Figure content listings

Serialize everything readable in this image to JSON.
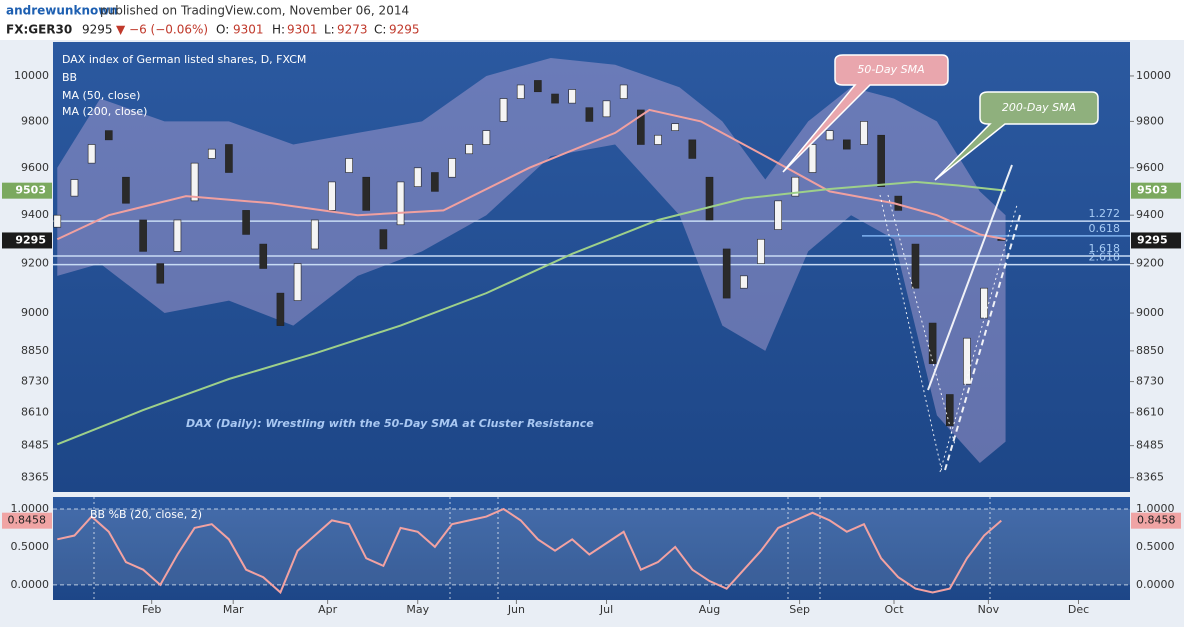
{
  "header": {
    "author": "andrewunknown",
    "published": "published on TradingView.com, November 06, 2014",
    "symbol": "FX:GER30",
    "price": 9295,
    "change": "▼ −6 (−0.06%)",
    "open_label": "O:",
    "open": 9301,
    "high_label": "H:",
    "high": 9301,
    "low_label": "L:",
    "low": 9273,
    "close_label": "C:",
    "close": 9295
  },
  "chart_data": [
    {
      "type": "candlestick",
      "subtitle": "DAX index of German listed shares, D, FXCM",
      "title": "DAX (Daily): Wrestling with the 50-Day SMA at Cluster Resistance",
      "annotations": [
        "50-Day SMA",
        "200-Day SMA"
      ],
      "log_scale": true,
      "x": [
        0,
        4,
        8,
        12,
        16,
        20,
        24,
        28,
        32,
        36,
        40,
        44,
        48,
        52,
        56,
        60,
        64,
        68,
        72,
        76,
        80,
        84,
        88,
        92,
        96,
        100,
        104,
        108,
        112,
        116,
        120,
        124,
        128,
        132,
        136,
        140,
        144,
        148,
        152,
        156,
        160,
        164,
        168,
        172,
        176,
        180,
        184,
        188,
        192,
        196,
        200,
        204,
        208,
        212,
        216,
        220
      ],
      "open": [
        9350,
        9480,
        9620,
        9760,
        9560,
        9380,
        9200,
        9250,
        9460,
        9640,
        9700,
        9420,
        9280,
        9080,
        9050,
        9260,
        9420,
        9580,
        9560,
        9340,
        9360,
        9520,
        9580,
        9560,
        9660,
        9700,
        9800,
        9900,
        9980,
        9920,
        9880,
        9860,
        9820,
        9900,
        9850,
        9700,
        9760,
        9720,
        9560,
        9260,
        9100,
        9200,
        9340,
        9480,
        9580,
        9720,
        9720,
        9700,
        9740,
        9480,
        9280,
        8960,
        8680,
        8720,
        8980,
        9301
      ],
      "close": [
        9400,
        9550,
        9700,
        9720,
        9450,
        9250,
        9120,
        9380,
        9620,
        9680,
        9580,
        9320,
        9180,
        8950,
        9200,
        9380,
        9540,
        9640,
        9420,
        9260,
        9540,
        9600,
        9500,
        9640,
        9700,
        9760,
        9900,
        9960,
        9930,
        9880,
        9940,
        9800,
        9890,
        9960,
        9700,
        9740,
        9790,
        9640,
        9380,
        9060,
        9150,
        9300,
        9460,
        9560,
        9700,
        9760,
        9680,
        9800,
        9520,
        9420,
        9100,
        8800,
        8560,
        8900,
        9100,
        9295
      ],
      "series": [
        {
          "name": "MA (50, close)",
          "color": "#f0a0a0",
          "x": [
            0,
            12,
            30,
            50,
            70,
            90,
            110,
            130,
            138,
            150,
            165,
            180,
            195,
            205,
            215,
            221
          ],
          "values": [
            9300,
            9400,
            9480,
            9450,
            9400,
            9420,
            9600,
            9750,
            9850,
            9800,
            9650,
            9500,
            9450,
            9400,
            9320,
            9300
          ]
        },
        {
          "name": "MA (200, close)",
          "color": "#9ed08a",
          "x": [
            0,
            20,
            40,
            60,
            80,
            100,
            120,
            140,
            160,
            180,
            200,
            210,
            221
          ],
          "values": [
            8490,
            8620,
            8740,
            8840,
            8950,
            9080,
            9240,
            9380,
            9470,
            9510,
            9540,
            9525,
            9503
          ]
        }
      ],
      "bands": {
        "name": "BB",
        "color": "#b9a6d6",
        "x": [
          0,
          10,
          25,
          40,
          55,
          70,
          85,
          100,
          115,
          130,
          145,
          155,
          165,
          175,
          185,
          195,
          205,
          215,
          221
        ],
        "upper": [
          9600,
          9900,
          9800,
          9800,
          9700,
          9750,
          9800,
          10000,
          10080,
          10050,
          9950,
          9800,
          9550,
          9800,
          9950,
          9900,
          9800,
          9500,
          9400
        ],
        "lower": [
          9150,
          9200,
          9000,
          9050,
          8950,
          9150,
          9250,
          9400,
          9650,
          9700,
          9400,
          8950,
          8850,
          9250,
          9400,
          9300,
          8600,
          8420,
          8500
        ]
      },
      "fib_levels": [
        {
          "label": "1.272",
          "value": 9375
        },
        {
          "label": "0.618",
          "value": 9314
        },
        {
          "label": "1.618",
          "value": 9231
        },
        {
          "label": "2.618",
          "value": 9196
        }
      ],
      "last_price": 9295,
      "sma200_last": 9503,
      "ylim": [
        8312,
        10152
      ],
      "yticks": [
        8365,
        8485,
        8610,
        8730,
        8850,
        9000,
        9200,
        9400,
        9600,
        9800,
        10000
      ],
      "xlim": [
        -1,
        250
      ],
      "xticks": [
        {
          "value": 22,
          "label": "Feb"
        },
        {
          "value": 41,
          "label": "Mar"
        },
        {
          "value": 63,
          "label": "Apr"
        },
        {
          "value": 84,
          "label": "May"
        },
        {
          "value": 107,
          "label": "Jun"
        },
        {
          "value": 128,
          "label": "Jul"
        },
        {
          "value": 152,
          "label": "Aug"
        },
        {
          "value": 173,
          "label": "Sep"
        },
        {
          "value": 195,
          "label": "Oct"
        },
        {
          "value": 217,
          "label": "Nov"
        },
        {
          "value": 238,
          "label": "Dec"
        }
      ]
    },
    {
      "type": "line",
      "title": "BB %B (20, close, 2)",
      "color": "#f2a2a2",
      "x": [
        0,
        4,
        8,
        12,
        16,
        20,
        24,
        28,
        32,
        36,
        40,
        44,
        48,
        52,
        56,
        60,
        64,
        68,
        72,
        76,
        80,
        84,
        88,
        92,
        96,
        100,
        104,
        108,
        112,
        116,
        120,
        124,
        128,
        132,
        136,
        140,
        144,
        148,
        152,
        156,
        160,
        164,
        168,
        172,
        176,
        180,
        184,
        188,
        192,
        196,
        200,
        204,
        208,
        212,
        216,
        220
      ],
      "values": [
        0.6,
        0.65,
        0.9,
        0.7,
        0.3,
        0.2,
        0.0,
        0.4,
        0.75,
        0.8,
        0.6,
        0.2,
        0.1,
        -0.1,
        0.45,
        0.65,
        0.85,
        0.8,
        0.35,
        0.25,
        0.75,
        0.7,
        0.5,
        0.8,
        0.85,
        0.9,
        1.0,
        0.85,
        0.6,
        0.45,
        0.6,
        0.4,
        0.55,
        0.7,
        0.2,
        0.3,
        0.5,
        0.2,
        0.05,
        -0.05,
        0.2,
        0.45,
        0.75,
        0.85,
        0.95,
        0.85,
        0.7,
        0.8,
        0.35,
        0.1,
        -0.05,
        -0.1,
        -0.05,
        0.35,
        0.65,
        0.8458
      ],
      "last_value": 0.8458,
      "ylim": [
        -0.2,
        1.158
      ],
      "yticks": [
        {
          "value": 0,
          "label": "0.0000"
        },
        {
          "value": 0.5,
          "label": "0.5000"
        },
        {
          "value": 1,
          "label": "1.0000"
        }
      ],
      "xlim": [
        -1,
        250
      ]
    }
  ]
}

> Exercise requirements
Pictures in the records must not appear in the copy; transcribe everything else precisely.

> Reply to the task
Serialize everything readable in this image to JSON.
{
  "header": {
    "author": "andrewunknown",
    "published": "published on TradingView.com, November 06, 2014",
    "symbol": "FX:GER30",
    "price": 9295,
    "change": "▼ −6 (−0.06%)",
    "open_label": "O:",
    "open": 9301,
    "high_label": "H:",
    "high": 9301,
    "low_label": "L:",
    "low": 9273,
    "close_label": "C:",
    "close": 9295
  },
  "chart_data": [
    {
      "type": "candlestick",
      "subtitle": "DAX index of German listed shares, D, FXCM",
      "title": "DAX (Daily): Wrestling with the 50-Day SMA at Cluster Resistance",
      "annotations": [
        "50-Day SMA",
        "200-Day SMA"
      ],
      "log_scale": true,
      "x": [
        0,
        4,
        8,
        12,
        16,
        20,
        24,
        28,
        32,
        36,
        40,
        44,
        48,
        52,
        56,
        60,
        64,
        68,
        72,
        76,
        80,
        84,
        88,
        92,
        96,
        100,
        104,
        108,
        112,
        116,
        120,
        124,
        128,
        132,
        136,
        140,
        144,
        148,
        152,
        156,
        160,
        164,
        168,
        172,
        176,
        180,
        184,
        188,
        192,
        196,
        200,
        204,
        208,
        212,
        216,
        220
      ],
      "open": [
        9350,
        9480,
        9620,
        9760,
        9560,
        9380,
        9200,
        9250,
        9460,
        9640,
        9700,
        9420,
        9280,
        9080,
        9050,
        9260,
        9420,
        9580,
        9560,
        9340,
        9360,
        9520,
        9580,
        9560,
        9660,
        9700,
        9800,
        9900,
        9980,
        9920,
        9880,
        9860,
        9820,
        9900,
        9850,
        9700,
        9760,
        9720,
        9560,
        9260,
        9100,
        9200,
        9340,
        9480,
        9580,
        9720,
        9720,
        9700,
        9740,
        9480,
        9280,
        8960,
        8680,
        8720,
        8980,
        9301
      ],
      "close": [
        9400,
        9550,
        9700,
        9720,
        9450,
        9250,
        9120,
        9380,
        9620,
        9680,
        9580,
        9320,
        9180,
        8950,
        9200,
        9380,
        9540,
        9640,
        9420,
        9260,
        9540,
        9600,
        9500,
        9640,
        9700,
        9760,
        9900,
        9960,
        9930,
        9880,
        9940,
        9800,
        9890,
        9960,
        9700,
        9740,
        9790,
        9640,
        9380,
        9060,
        9150,
        9300,
        9460,
        9560,
        9700,
        9760,
        9680,
        9800,
        9520,
        9420,
        9100,
        8800,
        8560,
        8900,
        9100,
        9295
      ],
      "series": [
        {
          "name": "MA (50, close)",
          "color": "#f0a0a0",
          "x": [
            0,
            12,
            30,
            50,
            70,
            90,
            110,
            130,
            138,
            150,
            165,
            180,
            195,
            205,
            215,
            221
          ],
          "values": [
            9300,
            9400,
            9480,
            9450,
            9400,
            9420,
            9600,
            9750,
            9850,
            9800,
            9650,
            9500,
            9450,
            9400,
            9320,
            9300
          ]
        },
        {
          "name": "MA (200, close)",
          "color": "#9ed08a",
          "x": [
            0,
            20,
            40,
            60,
            80,
            100,
            120,
            140,
            160,
            180,
            200,
            210,
            221
          ],
          "values": [
            8490,
            8620,
            8740,
            8840,
            8950,
            9080,
            9240,
            9380,
            9470,
            9510,
            9540,
            9525,
            9503
          ]
        }
      ],
      "bands": {
        "name": "BB",
        "color": "#b9a6d6",
        "x": [
          0,
          10,
          25,
          40,
          55,
          70,
          85,
          100,
          115,
          130,
          145,
          155,
          165,
          175,
          185,
          195,
          205,
          215,
          221
        ],
        "upper": [
          9600,
          9900,
          9800,
          9800,
          9700,
          9750,
          9800,
          10000,
          10080,
          10050,
          9950,
          9800,
          9550,
          9800,
          9950,
          9900,
          9800,
          9500,
          9400
        ],
        "lower": [
          9150,
          9200,
          9000,
          9050,
          8950,
          9150,
          9250,
          9400,
          9650,
          9700,
          9400,
          8950,
          8850,
          9250,
          9400,
          9300,
          8600,
          8420,
          8500
        ]
      },
      "fib_levels": [
        {
          "label": "1.272",
          "value": 9375
        },
        {
          "label": "0.618",
          "value": 9314
        },
        {
          "label": "1.618",
          "value": 9231
        },
        {
          "label": "2.618",
          "value": 9196
        }
      ],
      "last_price": 9295,
      "sma200_last": 9503,
      "ylim": [
        8312,
        10152
      ],
      "yticks": [
        8365,
        8485,
        8610,
        8730,
        8850,
        9000,
        9200,
        9400,
        9600,
        9800,
        10000
      ],
      "xlim": [
        -1,
        250
      ],
      "xticks": [
        {
          "value": 22,
          "label": "Feb"
        },
        {
          "value": 41,
          "label": "Mar"
        },
        {
          "value": 63,
          "label": "Apr"
        },
        {
          "value": 84,
          "label": "May"
        },
        {
          "value": 107,
          "label": "Jun"
        },
        {
          "value": 128,
          "label": "Jul"
        },
        {
          "value": 152,
          "label": "Aug"
        },
        {
          "value": 173,
          "label": "Sep"
        },
        {
          "value": 195,
          "label": "Oct"
        },
        {
          "value": 217,
          "label": "Nov"
        },
        {
          "value": 238,
          "label": "Dec"
        }
      ]
    },
    {
      "type": "line",
      "title": "BB %B (20, close, 2)",
      "color": "#f2a2a2",
      "x": [
        0,
        4,
        8,
        12,
        16,
        20,
        24,
        28,
        32,
        36,
        40,
        44,
        48,
        52,
        56,
        60,
        64,
        68,
        72,
        76,
        80,
        84,
        88,
        92,
        96,
        100,
        104,
        108,
        112,
        116,
        120,
        124,
        128,
        132,
        136,
        140,
        144,
        148,
        152,
        156,
        160,
        164,
        168,
        172,
        176,
        180,
        184,
        188,
        192,
        196,
        200,
        204,
        208,
        212,
        216,
        220
      ],
      "values": [
        0.6,
        0.65,
        0.9,
        0.7,
        0.3,
        0.2,
        0.0,
        0.4,
        0.75,
        0.8,
        0.6,
        0.2,
        0.1,
        -0.1,
        0.45,
        0.65,
        0.85,
        0.8,
        0.35,
        0.25,
        0.75,
        0.7,
        0.5,
        0.8,
        0.85,
        0.9,
        1.0,
        0.85,
        0.6,
        0.45,
        0.6,
        0.4,
        0.55,
        0.7,
        0.2,
        0.3,
        0.5,
        0.2,
        0.05,
        -0.05,
        0.2,
        0.45,
        0.75,
        0.85,
        0.95,
        0.85,
        0.7,
        0.8,
        0.35,
        0.1,
        -0.05,
        -0.1,
        -0.05,
        0.35,
        0.65,
        0.8458
      ],
      "last_value": 0.8458,
      "ylim": [
        -0.2,
        1.158
      ],
      "yticks": [
        {
          "value": 0,
          "label": "0.0000"
        },
        {
          "value": 0.5,
          "label": "0.5000"
        },
        {
          "value": 1,
          "label": "1.0000"
        }
      ],
      "xlim": [
        -1,
        250
      ]
    }
  ]
}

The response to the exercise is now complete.